L'Éthiopie compte cinq unités publiques pour les brûlés, avec seulement 74 lits pour plus de 100 millions de personnes. Ces unités sous-équipées souffrent d'un manque de compléments nutritionnels spécialisés et de personnel qualifié en nutrition. Le personnel hospitalier essaie souvent d'augmenter la teneur en calories des repas en ajoutant des œufs et du lait, mais cela ne suffit pas à répondre aux besoins nutritionnels supplémentaires des brûlés. En général, ils ont besoin de deux fois plus de calories que les personnes en bonne santé et d'une alimentation riche en glucides et en protéines pour les aider à récupérer de manière optimale.

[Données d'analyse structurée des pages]
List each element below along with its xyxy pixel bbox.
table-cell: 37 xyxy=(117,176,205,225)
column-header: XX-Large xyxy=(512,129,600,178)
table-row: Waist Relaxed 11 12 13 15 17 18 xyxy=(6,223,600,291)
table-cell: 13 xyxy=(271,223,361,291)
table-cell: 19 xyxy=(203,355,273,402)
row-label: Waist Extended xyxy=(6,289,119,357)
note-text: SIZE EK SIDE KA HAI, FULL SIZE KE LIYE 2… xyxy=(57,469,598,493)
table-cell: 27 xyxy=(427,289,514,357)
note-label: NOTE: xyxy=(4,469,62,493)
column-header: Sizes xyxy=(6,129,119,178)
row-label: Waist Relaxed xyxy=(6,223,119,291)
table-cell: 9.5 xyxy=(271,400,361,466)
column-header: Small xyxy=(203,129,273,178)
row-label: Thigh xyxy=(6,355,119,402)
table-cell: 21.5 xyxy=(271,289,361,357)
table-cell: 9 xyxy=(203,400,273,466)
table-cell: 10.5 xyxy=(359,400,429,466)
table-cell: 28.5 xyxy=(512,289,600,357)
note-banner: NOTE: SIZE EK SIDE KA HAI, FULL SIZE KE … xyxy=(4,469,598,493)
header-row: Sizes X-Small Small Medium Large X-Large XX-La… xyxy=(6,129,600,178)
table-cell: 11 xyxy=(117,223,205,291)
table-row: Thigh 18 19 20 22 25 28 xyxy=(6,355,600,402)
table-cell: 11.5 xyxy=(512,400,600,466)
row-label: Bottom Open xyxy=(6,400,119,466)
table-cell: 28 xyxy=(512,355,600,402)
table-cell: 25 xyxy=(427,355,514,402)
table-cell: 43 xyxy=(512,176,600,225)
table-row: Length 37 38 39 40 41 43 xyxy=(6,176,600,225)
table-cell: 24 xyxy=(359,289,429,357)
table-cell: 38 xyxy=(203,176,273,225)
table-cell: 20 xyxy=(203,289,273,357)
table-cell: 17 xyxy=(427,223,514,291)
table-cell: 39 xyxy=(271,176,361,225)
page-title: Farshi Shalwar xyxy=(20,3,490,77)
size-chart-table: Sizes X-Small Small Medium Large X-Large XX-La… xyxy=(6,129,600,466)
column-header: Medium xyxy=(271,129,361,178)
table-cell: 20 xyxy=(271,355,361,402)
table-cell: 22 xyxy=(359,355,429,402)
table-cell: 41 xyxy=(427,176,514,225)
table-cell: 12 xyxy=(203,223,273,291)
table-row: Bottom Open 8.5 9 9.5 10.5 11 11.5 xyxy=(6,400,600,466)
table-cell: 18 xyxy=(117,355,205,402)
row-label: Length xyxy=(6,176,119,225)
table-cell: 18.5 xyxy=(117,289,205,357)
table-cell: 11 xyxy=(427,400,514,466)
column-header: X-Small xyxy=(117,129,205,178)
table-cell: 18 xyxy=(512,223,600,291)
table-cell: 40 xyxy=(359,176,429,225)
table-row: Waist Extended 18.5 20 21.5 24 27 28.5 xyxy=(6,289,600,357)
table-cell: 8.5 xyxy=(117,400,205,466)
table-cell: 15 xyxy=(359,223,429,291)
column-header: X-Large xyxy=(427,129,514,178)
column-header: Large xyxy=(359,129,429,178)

[Travail demandé]
a) Répondez à ces questions à partir de l'extrait :
(i) Combien de lits l'ensemble des unités publiques pour les brûlés compte-t-il en Éthiopie ?
(ii) Quels aliments le personnel hospitalier ajoute-t-il souvent aux repas pour en augmenter la teneur en calories ?
(iii) En général, de combien de calories les brûlés ont-ils besoin par rapport aux personnes en bonne santé ?
b) Relevez toutes les quantités exprimées par un nombre dans l'extrait, en indiquant ce que chacune désigne.
c) Reproduisez fidèlement le passage de l'extrait qui va de « L'Éthiopie compte cinq » jusqu'à « de manière optimale. » inclus.
Pour répondre, appuyez-vous uniquement sur l'extrait.

[Corrigé détaillé]
a)
(i) Elles comptent 74 lits.
(ii) Il ajoute des œufs et du lait.
(iii) Ils ont besoin de deux fois plus de calories.

b)
- Cinq : le nombre d'unités publiques pour les brûlés en Éthiopie.
- 74 : le nombre de lits de ces unités.
- Plus de 100 millions : le nombre de personnes en Éthiopie.
- Deux fois plus : les besoins en calories des brûlés par rapport aux personnes en bonne santé.

c)
L'Éthiopie compte cinq unités publiques pour les brûlés, avec seulement 74 lits pour plus de 100 millions de personnes. Ces unités sous-équipées souffrent d'un manque de compléments nutritionnels spécialisés et de personnel qualifié en nutrition. Le personnel hospitalier essaie souvent d'augmenter la teneur en calories des repas en ajoutant des œufs et du lait, mais cela ne suffit pas à répondre aux besoins nutritionnels supplémentaires des brûlés. En général, ils ont besoin de deux fois plus de calories que les personnes en bonne santé et d'une alimentation riche en glucides et en protéines pour les aider à récupérer de manière optimale.